> [Input records]:
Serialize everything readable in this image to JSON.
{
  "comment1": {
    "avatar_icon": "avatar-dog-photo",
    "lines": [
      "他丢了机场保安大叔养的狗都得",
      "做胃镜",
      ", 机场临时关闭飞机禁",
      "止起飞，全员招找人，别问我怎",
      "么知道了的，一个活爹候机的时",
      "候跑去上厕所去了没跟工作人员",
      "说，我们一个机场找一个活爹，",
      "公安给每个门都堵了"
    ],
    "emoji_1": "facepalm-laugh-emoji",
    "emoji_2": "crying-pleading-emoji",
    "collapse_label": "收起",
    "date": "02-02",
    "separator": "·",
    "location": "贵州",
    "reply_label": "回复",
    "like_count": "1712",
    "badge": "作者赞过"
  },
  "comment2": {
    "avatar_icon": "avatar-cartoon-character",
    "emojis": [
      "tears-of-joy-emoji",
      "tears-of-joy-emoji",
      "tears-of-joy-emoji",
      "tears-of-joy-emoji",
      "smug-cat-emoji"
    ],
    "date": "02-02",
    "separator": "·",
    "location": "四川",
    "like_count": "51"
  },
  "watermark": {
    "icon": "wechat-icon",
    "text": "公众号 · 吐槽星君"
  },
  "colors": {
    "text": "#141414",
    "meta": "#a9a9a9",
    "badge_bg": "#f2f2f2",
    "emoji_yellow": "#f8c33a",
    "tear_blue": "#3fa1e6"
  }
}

> [Aim of the exercise]: Copy every record above exactly as it appears.

> [Answer for the task]:
Serialize everything readable in this image to JSON.
{
  "comment1": {
    "avatar_icon": "avatar-dog-photo",
    "lines": [
      "他丢了机场保安大叔养的狗都得",
      "做胃镜",
      ", 机场临时关闭飞机禁",
      "止起飞，全员招找人，别问我怎",
      "么知道了的，一个活爹候机的时",
      "候跑去上厕所去了没跟工作人员",
      "说，我们一个机场找一个活爹，",
      "公安给每个门都堵了"
    ],
    "emoji_1": "facepalm-laugh-emoji",
    "emoji_2": "crying-pleading-emoji",
    "collapse_label": "收起",
    "date": "02-02",
    "separator": "·",
    "location": "贵州",
    "reply_label": "回复",
    "like_count": "1712",
    "badge": "作者赞过"
  },
  "comment2": {
    "avatar_icon": "avatar-cartoon-character",
    "emojis": [
      "tears-of-joy-emoji",
      "tears-of-joy-emoji",
      "tears-of-joy-emoji",
      "tears-of-joy-emoji",
      "smug-cat-emoji"
    ],
    "date": "02-02",
    "separator": "·",
    "location": "四川",
    "like_count": "51"
  },
  "watermark": {
    "icon": "wechat-icon",
    "text": "公众号 · 吐槽星君"
  },
  "colors": {
    "text": "#141414",
    "meta": "#a9a9a9",
    "badge_bg": "#f2f2f2",
    "emoji_yellow": "#f8c33a",
    "tear_blue": "#3fa1e6"
  }
}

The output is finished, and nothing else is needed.